** start DATA PROVIDED **
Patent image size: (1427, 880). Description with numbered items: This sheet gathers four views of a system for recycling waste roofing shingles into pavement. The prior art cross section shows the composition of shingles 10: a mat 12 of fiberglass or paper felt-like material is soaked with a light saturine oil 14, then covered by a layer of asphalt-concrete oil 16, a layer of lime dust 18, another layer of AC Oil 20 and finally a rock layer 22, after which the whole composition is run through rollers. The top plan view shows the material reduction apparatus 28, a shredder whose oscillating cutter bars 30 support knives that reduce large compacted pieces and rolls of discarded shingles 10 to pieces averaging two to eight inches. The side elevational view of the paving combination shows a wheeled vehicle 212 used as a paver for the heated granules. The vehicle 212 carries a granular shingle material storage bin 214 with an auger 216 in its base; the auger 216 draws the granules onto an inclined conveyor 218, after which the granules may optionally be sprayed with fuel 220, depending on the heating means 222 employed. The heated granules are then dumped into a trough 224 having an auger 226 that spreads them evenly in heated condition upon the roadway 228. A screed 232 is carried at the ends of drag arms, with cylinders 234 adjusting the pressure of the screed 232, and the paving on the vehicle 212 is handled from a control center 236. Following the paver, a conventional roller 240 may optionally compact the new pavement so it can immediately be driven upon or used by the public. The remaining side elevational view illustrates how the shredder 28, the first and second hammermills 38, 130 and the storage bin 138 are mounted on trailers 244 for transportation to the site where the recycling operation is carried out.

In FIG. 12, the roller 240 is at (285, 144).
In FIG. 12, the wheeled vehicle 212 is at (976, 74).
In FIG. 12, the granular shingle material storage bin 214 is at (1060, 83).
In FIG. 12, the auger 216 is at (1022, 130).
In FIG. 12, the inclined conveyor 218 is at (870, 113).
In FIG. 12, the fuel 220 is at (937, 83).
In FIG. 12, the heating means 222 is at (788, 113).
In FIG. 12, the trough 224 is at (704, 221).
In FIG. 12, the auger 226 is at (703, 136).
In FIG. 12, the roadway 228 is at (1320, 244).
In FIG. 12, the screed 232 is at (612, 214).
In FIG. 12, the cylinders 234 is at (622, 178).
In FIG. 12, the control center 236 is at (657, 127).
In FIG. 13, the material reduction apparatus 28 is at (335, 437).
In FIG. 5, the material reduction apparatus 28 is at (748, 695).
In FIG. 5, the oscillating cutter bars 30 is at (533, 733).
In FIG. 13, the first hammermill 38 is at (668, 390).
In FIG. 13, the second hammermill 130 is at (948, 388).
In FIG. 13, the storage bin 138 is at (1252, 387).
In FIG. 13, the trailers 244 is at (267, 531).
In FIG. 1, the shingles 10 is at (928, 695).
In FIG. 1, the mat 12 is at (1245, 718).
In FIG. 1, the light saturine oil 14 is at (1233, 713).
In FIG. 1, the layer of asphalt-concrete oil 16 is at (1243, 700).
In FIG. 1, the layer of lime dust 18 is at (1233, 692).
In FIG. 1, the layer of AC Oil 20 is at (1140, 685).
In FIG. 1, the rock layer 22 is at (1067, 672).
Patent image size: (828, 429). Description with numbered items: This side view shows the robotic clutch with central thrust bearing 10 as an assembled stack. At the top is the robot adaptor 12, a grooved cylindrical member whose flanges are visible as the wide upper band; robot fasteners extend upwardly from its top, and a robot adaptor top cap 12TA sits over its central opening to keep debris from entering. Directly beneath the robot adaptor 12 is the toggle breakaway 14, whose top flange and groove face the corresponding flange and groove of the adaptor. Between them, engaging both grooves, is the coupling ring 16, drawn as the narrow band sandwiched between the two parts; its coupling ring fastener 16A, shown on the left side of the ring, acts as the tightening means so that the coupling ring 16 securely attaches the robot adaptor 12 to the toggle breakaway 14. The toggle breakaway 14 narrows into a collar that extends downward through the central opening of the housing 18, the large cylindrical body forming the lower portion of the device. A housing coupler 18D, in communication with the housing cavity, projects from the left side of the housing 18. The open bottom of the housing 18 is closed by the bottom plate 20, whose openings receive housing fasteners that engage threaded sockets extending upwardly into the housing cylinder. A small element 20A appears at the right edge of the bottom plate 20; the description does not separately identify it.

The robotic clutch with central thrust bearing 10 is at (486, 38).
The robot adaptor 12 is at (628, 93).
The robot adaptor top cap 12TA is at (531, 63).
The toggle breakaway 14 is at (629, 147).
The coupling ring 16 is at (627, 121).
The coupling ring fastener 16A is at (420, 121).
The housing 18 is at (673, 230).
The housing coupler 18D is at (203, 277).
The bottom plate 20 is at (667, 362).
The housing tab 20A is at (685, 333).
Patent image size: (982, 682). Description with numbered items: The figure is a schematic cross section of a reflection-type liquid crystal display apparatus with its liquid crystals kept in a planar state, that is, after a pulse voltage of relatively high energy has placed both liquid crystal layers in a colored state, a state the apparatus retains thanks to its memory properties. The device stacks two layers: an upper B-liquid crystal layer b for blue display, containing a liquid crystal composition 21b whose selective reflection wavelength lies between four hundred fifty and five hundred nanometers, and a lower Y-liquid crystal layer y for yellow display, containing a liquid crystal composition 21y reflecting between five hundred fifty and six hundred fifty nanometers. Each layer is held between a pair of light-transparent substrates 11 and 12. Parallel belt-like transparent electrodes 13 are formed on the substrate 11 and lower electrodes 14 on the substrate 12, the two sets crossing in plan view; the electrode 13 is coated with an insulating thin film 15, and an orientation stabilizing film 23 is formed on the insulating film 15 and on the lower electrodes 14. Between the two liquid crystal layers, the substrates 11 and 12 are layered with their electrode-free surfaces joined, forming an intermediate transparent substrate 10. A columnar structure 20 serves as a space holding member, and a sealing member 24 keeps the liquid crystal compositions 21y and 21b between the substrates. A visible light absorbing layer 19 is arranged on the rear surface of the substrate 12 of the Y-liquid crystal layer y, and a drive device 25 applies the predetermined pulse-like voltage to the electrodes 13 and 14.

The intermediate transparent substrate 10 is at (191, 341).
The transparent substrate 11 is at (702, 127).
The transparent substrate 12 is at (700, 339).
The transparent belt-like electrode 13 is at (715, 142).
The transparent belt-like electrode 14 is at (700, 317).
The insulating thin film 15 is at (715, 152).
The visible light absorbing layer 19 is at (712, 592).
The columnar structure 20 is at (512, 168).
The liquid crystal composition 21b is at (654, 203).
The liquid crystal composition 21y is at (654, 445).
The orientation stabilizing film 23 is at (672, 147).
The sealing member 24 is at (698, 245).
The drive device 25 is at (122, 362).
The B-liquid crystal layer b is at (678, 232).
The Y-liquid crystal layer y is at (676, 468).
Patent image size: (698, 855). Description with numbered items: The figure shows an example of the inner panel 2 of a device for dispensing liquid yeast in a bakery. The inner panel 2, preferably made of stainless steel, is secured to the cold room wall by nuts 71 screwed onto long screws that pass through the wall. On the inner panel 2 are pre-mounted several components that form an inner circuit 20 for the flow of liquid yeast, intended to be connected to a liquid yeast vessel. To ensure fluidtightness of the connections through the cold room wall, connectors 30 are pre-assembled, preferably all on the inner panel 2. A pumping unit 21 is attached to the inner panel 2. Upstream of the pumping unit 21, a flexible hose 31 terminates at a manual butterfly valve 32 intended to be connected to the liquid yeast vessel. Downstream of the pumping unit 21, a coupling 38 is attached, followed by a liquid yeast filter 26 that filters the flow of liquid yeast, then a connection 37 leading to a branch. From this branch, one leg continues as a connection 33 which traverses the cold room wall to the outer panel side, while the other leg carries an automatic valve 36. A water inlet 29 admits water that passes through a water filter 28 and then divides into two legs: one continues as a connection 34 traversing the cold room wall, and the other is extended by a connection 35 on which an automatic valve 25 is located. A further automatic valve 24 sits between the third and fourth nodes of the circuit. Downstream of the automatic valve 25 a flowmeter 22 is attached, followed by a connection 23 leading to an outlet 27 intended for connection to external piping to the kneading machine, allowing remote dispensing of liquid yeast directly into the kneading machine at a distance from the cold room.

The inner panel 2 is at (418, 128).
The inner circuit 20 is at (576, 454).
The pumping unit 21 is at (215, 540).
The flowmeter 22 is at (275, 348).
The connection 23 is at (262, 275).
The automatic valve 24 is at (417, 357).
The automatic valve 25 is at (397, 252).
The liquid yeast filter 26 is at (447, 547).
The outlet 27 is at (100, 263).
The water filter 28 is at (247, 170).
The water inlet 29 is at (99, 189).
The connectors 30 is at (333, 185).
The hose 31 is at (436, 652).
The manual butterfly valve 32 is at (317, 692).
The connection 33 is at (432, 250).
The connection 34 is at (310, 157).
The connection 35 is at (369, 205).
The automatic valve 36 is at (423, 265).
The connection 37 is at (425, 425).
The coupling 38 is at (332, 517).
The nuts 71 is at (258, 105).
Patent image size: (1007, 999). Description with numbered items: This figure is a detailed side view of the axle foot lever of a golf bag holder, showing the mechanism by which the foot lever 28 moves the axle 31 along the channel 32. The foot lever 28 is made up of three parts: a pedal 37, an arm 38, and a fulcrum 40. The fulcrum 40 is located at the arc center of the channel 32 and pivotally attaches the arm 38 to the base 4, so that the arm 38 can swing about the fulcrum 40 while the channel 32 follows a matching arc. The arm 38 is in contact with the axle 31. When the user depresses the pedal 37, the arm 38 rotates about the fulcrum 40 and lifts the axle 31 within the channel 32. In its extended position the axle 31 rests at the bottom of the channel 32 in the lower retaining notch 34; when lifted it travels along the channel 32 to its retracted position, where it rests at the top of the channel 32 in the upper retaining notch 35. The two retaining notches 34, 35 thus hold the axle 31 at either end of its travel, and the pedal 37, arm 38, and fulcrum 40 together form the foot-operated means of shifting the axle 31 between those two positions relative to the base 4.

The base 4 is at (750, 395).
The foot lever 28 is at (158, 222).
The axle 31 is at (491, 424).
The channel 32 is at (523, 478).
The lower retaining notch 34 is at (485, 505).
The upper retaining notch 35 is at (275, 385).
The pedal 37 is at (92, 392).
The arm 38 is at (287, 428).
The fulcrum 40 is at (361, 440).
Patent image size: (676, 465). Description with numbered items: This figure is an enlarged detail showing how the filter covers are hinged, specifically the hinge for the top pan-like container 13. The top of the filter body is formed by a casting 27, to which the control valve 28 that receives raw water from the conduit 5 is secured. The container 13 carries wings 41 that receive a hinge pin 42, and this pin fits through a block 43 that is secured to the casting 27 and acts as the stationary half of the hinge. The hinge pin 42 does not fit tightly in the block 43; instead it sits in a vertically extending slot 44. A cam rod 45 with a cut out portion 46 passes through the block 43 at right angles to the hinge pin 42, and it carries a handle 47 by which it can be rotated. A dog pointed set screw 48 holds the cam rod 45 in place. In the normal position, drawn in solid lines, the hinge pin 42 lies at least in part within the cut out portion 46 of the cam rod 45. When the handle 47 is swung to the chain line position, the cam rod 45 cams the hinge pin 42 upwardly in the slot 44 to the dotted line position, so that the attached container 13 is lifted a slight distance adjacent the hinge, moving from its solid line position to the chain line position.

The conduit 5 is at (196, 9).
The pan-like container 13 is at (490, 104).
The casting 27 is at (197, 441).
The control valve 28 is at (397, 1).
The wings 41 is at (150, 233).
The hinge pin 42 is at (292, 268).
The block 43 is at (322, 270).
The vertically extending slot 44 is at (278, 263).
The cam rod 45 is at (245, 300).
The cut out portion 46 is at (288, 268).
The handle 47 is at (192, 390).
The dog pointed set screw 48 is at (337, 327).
** end DATA PROVIDED **
# [GIVEN REQUEST]
Please copy out the items word for word, beginning at the line containing "Patent image size: (676, 465)." and continuing through the line containing "The control valve 28 is at (397, 1).".

# [EXERCISE OUTPUT]
Patent image size: (676, 465). Description with numbered items: This figure is an enlarged detail showing how the filter covers are hinged, specifically the hinge for the top pan-like container 13. The top of the filter body is formed by a casting 27, to which the control valve 28 that receives raw water from the conduit 5 is secured. The container 13 carries wings 41 that receive a hinge pin 42, and this pin fits through a block 43 that is secured to the casting 27 and acts as the stationary half of the hinge. The hinge pin 42 does not fit tightly in the block 43; instead it sits in a vertically extending slot 44. A cam rod 45 with a cut out portion 46 passes through the block 43 at right angles to the hinge pin 42, and it carries a handle 47 by which it can be rotated. A dog pointed set screw 48 holds the cam rod 45 in place. In the normal position, drawn in solid lines, the hinge pin 42 lies at least in part within the cut out portion 46 of the cam rod 45. When the handle 47 is swung to the chain line position, the cam rod 45 cams the hinge pin 42 upwardly in the slot 44 to the dotted line position, so that the attached container 13 is lifted a slight distance adjacent the hinge, moving from its solid line position to the chain line position.

The conduit 5 is at (196, 9).
The pan-like container 13 is at (490, 104).
The casting 27 is at (197, 441).
The control valve 28 is at (397, 1).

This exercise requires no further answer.